Record extracts –
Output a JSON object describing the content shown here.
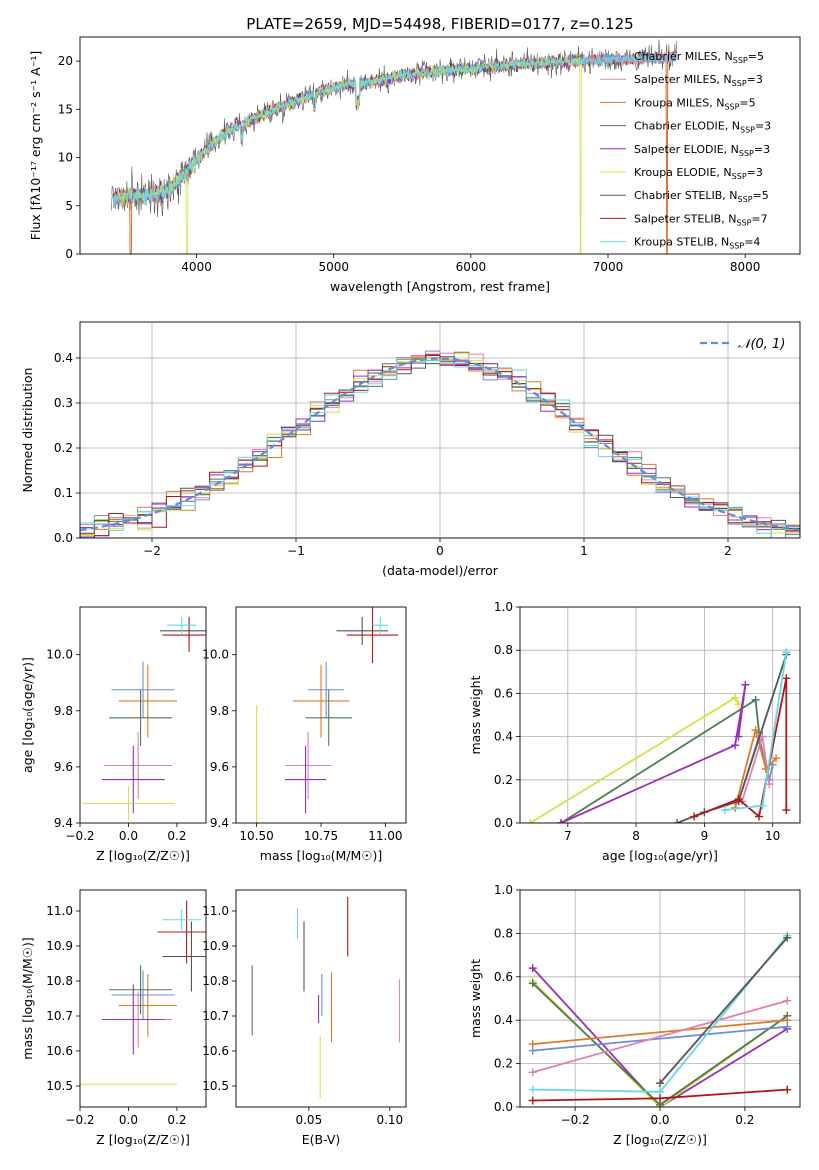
{
  "figure_title": "PLATE=2659, MJD=54498, FIBERID=0177, z=0.125",
  "colors": {
    "Chabrier MILES": "#6a8ed8",
    "Salpeter MILES": "#e37fb0",
    "Kroupa MILES": "#e07a28",
    "Chabrier ELODIE": "#4f7a57",
    "Salpeter ELODIE": "#9a2fb8",
    "Kroupa ELODIE": "#d6e04a",
    "Chabrier STELIB": "#555555",
    "Salpeter STELIB": "#b01818",
    "Kroupa STELIB": "#6ad6e0"
  },
  "chart_data": [
    {
      "id": "spectrum",
      "type": "line",
      "xlabel": "wavelength [Angstrom, rest frame]",
      "ylabel": "Flux [fλ10⁻¹⁷ erg cm⁻² s⁻¹ A⁻¹]",
      "xlim": [
        3150,
        8400
      ],
      "ylim": [
        0,
        22.5
      ],
      "xticks": [
        4000,
        5000,
        6000,
        7000,
        8000
      ],
      "yticks": [
        0,
        5,
        10,
        15,
        20
      ],
      "legend_position": "top-right",
      "legend": [
        {
          "name": "Chabrier MILES",
          "label": "Chabrier MILES, N_SSP=5"
        },
        {
          "name": "Salpeter MILES",
          "label": "Salpeter MILES, N_SSP=3"
        },
        {
          "name": "Kroupa MILES",
          "label": "Kroupa MILES, N_SSP=5"
        },
        {
          "name": "Chabrier ELODIE",
          "label": "Chabrier ELODIE, N_SSP=3"
        },
        {
          "name": "Salpeter ELODIE",
          "label": "Salpeter ELODIE, N_SSP=3"
        },
        {
          "name": "Kroupa ELODIE",
          "label": "Kroupa ELODIE, N_SSP=3"
        },
        {
          "name": "Chabrier STELIB",
          "label": "Chabrier STELIB, N_SSP=5"
        },
        {
          "name": "Salpeter STELIB",
          "label": "Salpeter STELIB, N_SSP=7"
        },
        {
          "name": "Kroupa STELIB",
          "label": "Kroupa STELIB, N_SSP=4"
        }
      ],
      "continuum": {
        "x": [
          3400,
          3600,
          3800,
          4000,
          4200,
          4500,
          4800,
          5000,
          5300,
          5600,
          6000,
          6500,
          7000,
          7400,
          7500
        ],
        "y": [
          5.8,
          6.0,
          6.6,
          9.8,
          12.5,
          14.6,
          16.4,
          17.3,
          17.9,
          18.7,
          19.3,
          19.8,
          20.2,
          20.3,
          20.6
        ]
      },
      "dips": [
        {
          "x": 3520,
          "series": [
            "Salpeter STELIB",
            "Kroupa MILES"
          ]
        },
        {
          "x": 3930,
          "series": [
            "Kroupa ELODIE"
          ]
        },
        {
          "x": 6800,
          "series": [
            "Kroupa ELODIE"
          ]
        },
        {
          "x": 7430,
          "series": [
            "Salpeter STELIB",
            "Kroupa MILES"
          ]
        }
      ]
    },
    {
      "id": "residual-histogram",
      "type": "line",
      "xlabel": "(data-model)/error",
      "ylabel": "Normed distribution",
      "xlim": [
        -2.5,
        2.5
      ],
      "ylim": [
        0,
        0.48
      ],
      "xticks": [
        -2,
        -1,
        0,
        1,
        2
      ],
      "yticks": [
        0.0,
        0.1,
        0.2,
        0.3,
        0.4
      ],
      "grid": true,
      "legend_position": "top-right",
      "reference_curve": {
        "label": "𝒩(0, 1)",
        "mean": 0,
        "sigma": 1,
        "color": "#5b8fd6"
      },
      "bin_width": 0.1
    },
    {
      "id": "age-vs-Z",
      "type": "scatter",
      "xlabel": "Z [log₁₀(Z/Z☉)]",
      "ylabel": "age  [log₁₀(age/yr)]",
      "xlim": [
        -0.2,
        0.32
      ],
      "ylim": [
        9.4,
        10.17
      ],
      "xticks": [
        -0.2,
        0.0,
        0.2
      ],
      "yticks": [
        9.4,
        9.6,
        9.8,
        10.0
      ],
      "points": [
        {
          "series": "Chabrier MILES",
          "x": 0.06,
          "xerr": 0.13,
          "y": 9.875,
          "yerr": 0.1
        },
        {
          "series": "Salpeter MILES",
          "x": 0.04,
          "xerr": 0.14,
          "y": 9.605,
          "yerr": 0.12
        },
        {
          "series": "Kroupa MILES",
          "x": 0.08,
          "xerr": 0.12,
          "y": 9.835,
          "yerr": 0.13
        },
        {
          "series": "Chabrier ELODIE",
          "x": 0.05,
          "xerr": 0.13,
          "y": 9.775,
          "yerr": 0.1
        },
        {
          "series": "Salpeter ELODIE",
          "x": 0.02,
          "xerr": 0.13,
          "y": 9.555,
          "yerr": 0.12
        },
        {
          "series": "Kroupa ELODIE",
          "x": 0.0,
          "xerr": 0.19,
          "y": 9.47,
          "yerr": 0.06
        },
        {
          "series": "Chabrier STELIB",
          "x": 0.25,
          "xerr": 0.12,
          "y": 10.085,
          "yerr": 0.05
        },
        {
          "series": "Salpeter STELIB",
          "x": 0.25,
          "xerr": 0.11,
          "y": 10.07,
          "yerr": 0.06
        },
        {
          "series": "Kroupa STELIB",
          "x": 0.22,
          "xerr": 0.06,
          "y": 10.105,
          "yerr": 0.03
        }
      ]
    },
    {
      "id": "age-vs-mass",
      "type": "scatter",
      "xlabel": "mass [log₁₀(M/M☉)]",
      "ylabel": "",
      "xlim": [
        10.42,
        11.08
      ],
      "ylim": [
        9.4,
        10.17
      ],
      "xticks": [
        10.5,
        10.75,
        11.0
      ],
      "yticks": [
        9.4,
        9.6,
        9.8,
        10.0
      ],
      "points": [
        {
          "series": "Chabrier MILES",
          "x": 10.77,
          "xerr": 0.07,
          "y": 9.875,
          "yerr": 0.1
        },
        {
          "series": "Salpeter MILES",
          "x": 10.7,
          "xerr": 0.09,
          "y": 9.605,
          "yerr": 0.12
        },
        {
          "series": "Kroupa MILES",
          "x": 10.75,
          "xerr": 0.11,
          "y": 9.835,
          "yerr": 0.13
        },
        {
          "series": "Chabrier ELODIE",
          "x": 10.78,
          "xerr": 0.09,
          "y": 9.775,
          "yerr": 0.1
        },
        {
          "series": "Salpeter ELODIE",
          "x": 10.69,
          "xerr": 0.08,
          "y": 9.555,
          "yerr": 0.12
        },
        {
          "series": "Kroupa ELODIE",
          "x": 10.5,
          "xerr": 0.0,
          "y": 9.47,
          "yerr": 0.35
        },
        {
          "series": "Chabrier STELIB",
          "x": 10.91,
          "xerr": 0.1,
          "y": 10.085,
          "yerr": 0.05
        },
        {
          "series": "Salpeter STELIB",
          "x": 10.95,
          "xerr": 0.1,
          "y": 10.07,
          "yerr": 0.1
        },
        {
          "series": "Kroupa STELIB",
          "x": 10.98,
          "xerr": 0.03,
          "y": 10.105,
          "yerr": 0.03
        }
      ]
    },
    {
      "id": "mass-vs-Z",
      "type": "scatter",
      "xlabel": "Z [log₁₀(Z/Z☉)]",
      "ylabel": "mass [log₁₀(M/M☉)]",
      "xlim": [
        -0.2,
        0.32
      ],
      "ylim": [
        10.44,
        11.06
      ],
      "xticks": [
        -0.2,
        0.0,
        0.2
      ],
      "yticks": [
        10.5,
        10.6,
        10.7,
        10.8,
        10.9,
        11.0
      ],
      "points": [
        {
          "series": "Chabrier MILES",
          "x": 0.06,
          "xerr": 0.13,
          "y": 10.76,
          "yerr": 0.07
        },
        {
          "series": "Salpeter MILES",
          "x": 0.04,
          "xerr": 0.14,
          "y": 10.69,
          "yerr": 0.08
        },
        {
          "series": "Kroupa MILES",
          "x": 0.08,
          "xerr": 0.12,
          "y": 10.73,
          "yerr": 0.09
        },
        {
          "series": "Chabrier ELODIE",
          "x": 0.05,
          "xerr": 0.13,
          "y": 10.775,
          "yerr": 0.07
        },
        {
          "series": "Salpeter ELODIE",
          "x": 0.02,
          "xerr": 0.13,
          "y": 10.69,
          "yerr": 0.1
        },
        {
          "series": "Kroupa ELODIE",
          "x": 0.0,
          "xerr": 0.2,
          "y": 10.505,
          "yerr": 0.0
        },
        {
          "series": "Chabrier STELIB",
          "x": 0.26,
          "xerr": 0.12,
          "y": 10.87,
          "yerr": 0.1
        },
        {
          "series": "Salpeter STELIB",
          "x": 0.24,
          "xerr": 0.12,
          "y": 10.94,
          "yerr": 0.09
        },
        {
          "series": "Kroupa STELIB",
          "x": 0.22,
          "xerr": 0.08,
          "y": 10.975,
          "yerr": 0.03
        }
      ]
    },
    {
      "id": "mass-vs-EBV",
      "type": "scatter",
      "xlabel": "E(B-V)",
      "ylabel": "",
      "xlim": [
        0.005,
        0.11
      ],
      "ylim": [
        10.44,
        11.06
      ],
      "xticks": [
        0.05,
        0.1
      ],
      "yticks": [
        10.5,
        10.6,
        10.7,
        10.8,
        10.9,
        11.0
      ],
      "points": [
        {
          "series": "Chabrier ELODIE",
          "x": 0.015,
          "y": 10.745,
          "yerr": 0.1
        },
        {
          "series": "Kroupa STELIB",
          "x": 0.043,
          "y": 10.965,
          "yerr": 0.045
        },
        {
          "series": "Chabrier STELIB",
          "x": 0.047,
          "y": 10.87,
          "yerr": 0.1
        },
        {
          "series": "Salpeter ELODIE",
          "x": 0.056,
          "y": 10.72,
          "yerr": 0.04
        },
        {
          "series": "Kroupa ELODIE",
          "x": 0.057,
          "y": 10.555,
          "yerr": 0.09
        },
        {
          "series": "Chabrier MILES",
          "x": 0.058,
          "y": 10.76,
          "yerr": 0.06
        },
        {
          "series": "Kroupa MILES",
          "x": 0.064,
          "y": 10.725,
          "yerr": 0.1
        },
        {
          "series": "Salpeter STELIB",
          "x": 0.074,
          "y": 10.955,
          "yerr": 0.085
        },
        {
          "series": "Salpeter MILES",
          "x": 0.106,
          "y": 10.715,
          "yerr": 0.09
        }
      ]
    },
    {
      "id": "weight-vs-age",
      "type": "line",
      "xlabel": "age  [log₁₀(age/yr)]",
      "ylabel": "mass weight",
      "xlim": [
        6.3,
        10.4
      ],
      "ylim": [
        0,
        1.0
      ],
      "xticks": [
        7,
        8,
        9,
        10
      ],
      "yticks": [
        0.0,
        0.2,
        0.4,
        0.6,
        0.8,
        1.0
      ],
      "grid": true,
      "series": [
        {
          "name": "Kroupa ELODIE",
          "x": [
            6.45,
            9.45,
            9.5
          ],
          "y": [
            0.0,
            0.58,
            0.55
          ]
        },
        {
          "name": "Chabrier ELODIE",
          "x": [
            6.9,
            9.75,
            9.8
          ],
          "y": [
            0.0,
            0.57,
            0.42
          ]
        },
        {
          "name": "Salpeter ELODIE",
          "x": [
            6.9,
            9.45,
            9.6,
            9.5
          ],
          "y": [
            0.0,
            0.36,
            0.64,
            0.4
          ]
        },
        {
          "name": "Chabrier MILES",
          "x": [
            9.5,
            9.8,
            9.95,
            10.0
          ],
          "y": [
            0.1,
            0.4,
            0.2,
            0.27
          ]
        },
        {
          "name": "Salpeter MILES",
          "x": [
            9.55,
            9.85,
            9.95
          ],
          "y": [
            0.1,
            0.4,
            0.18
          ]
        },
        {
          "name": "Kroupa MILES",
          "x": [
            9.45,
            9.75,
            9.9,
            10.05
          ],
          "y": [
            0.07,
            0.43,
            0.25,
            0.3
          ]
        },
        {
          "name": "Chabrier STELIB",
          "x": [
            8.6,
            9.0,
            9.5,
            10.2
          ],
          "y": [
            0.0,
            0.05,
            0.1,
            0.78
          ]
        },
        {
          "name": "Salpeter STELIB",
          "x": [
            8.85,
            9.5,
            9.8,
            10.2,
            10.2
          ],
          "y": [
            0.03,
            0.11,
            0.03,
            0.67,
            0.06
          ]
        },
        {
          "name": "Kroupa STELIB",
          "x": [
            9.3,
            9.85,
            10.2
          ],
          "y": [
            0.06,
            0.08,
            0.79
          ]
        }
      ]
    },
    {
      "id": "weight-vs-Z",
      "type": "line",
      "xlabel": "Z [log₁₀(Z/Z☉)]",
      "ylabel": "mass weight",
      "xlim": [
        -0.33,
        0.33
      ],
      "ylim": [
        0,
        1.0
      ],
      "xticks": [
        -0.2,
        0.0,
        0.2
      ],
      "yticks": [
        0.0,
        0.2,
        0.4,
        0.6,
        0.8,
        1.0
      ],
      "grid": true,
      "series": [
        {
          "name": "Salpeter ELODIE",
          "x": [
            -0.3,
            0.0,
            0.3
          ],
          "y": [
            0.64,
            0.0,
            0.36
          ]
        },
        {
          "name": "Kroupa ELODIE",
          "x": [
            -0.3,
            0.0,
            0.3
          ],
          "y": [
            0.58,
            0.0,
            0.42
          ]
        },
        {
          "name": "Chabrier ELODIE",
          "x": [
            -0.3,
            0.0,
            0.3
          ],
          "y": [
            0.57,
            0.01,
            0.42
          ]
        },
        {
          "name": "Kroupa MILES",
          "x": [
            -0.3,
            0.3
          ],
          "y": [
            0.29,
            0.4
          ]
        },
        {
          "name": "Chabrier MILES",
          "x": [
            -0.3,
            0.3
          ],
          "y": [
            0.26,
            0.37
          ]
        },
        {
          "name": "Salpeter MILES",
          "x": [
            -0.3,
            0.3
          ],
          "y": [
            0.16,
            0.49
          ]
        },
        {
          "name": "Kroupa STELIB",
          "x": [
            -0.3,
            0.0,
            0.3
          ],
          "y": [
            0.08,
            0.07,
            0.79
          ]
        },
        {
          "name": "Chabrier STELIB",
          "x": [
            0.0,
            0.3
          ],
          "y": [
            0.11,
            0.78
          ]
        },
        {
          "name": "Salpeter STELIB",
          "x": [
            -0.3,
            0.0,
            0.3
          ],
          "y": [
            0.03,
            0.04,
            0.08
          ]
        }
      ]
    }
  ]
}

Work to do – Identify lines with the string "log₁₀". Copy each one.

Solution to this exercise –
      "xlabel": "Z [log₁₀(Z/Z☉)]",
      "ylabel": "age  [log₁₀(age/yr)]",
      "xlabel": "mass [log₁₀(M/M☉)]",
      "xlabel": "Z [log₁₀(Z/Z☉)]",
      "ylabel": "mass [log₁₀(M/M☉)]",
      "xlabel": "age  [log₁₀(age/yr)]",
      "xlabel": "Z [log₁₀(Z/Z☉)]",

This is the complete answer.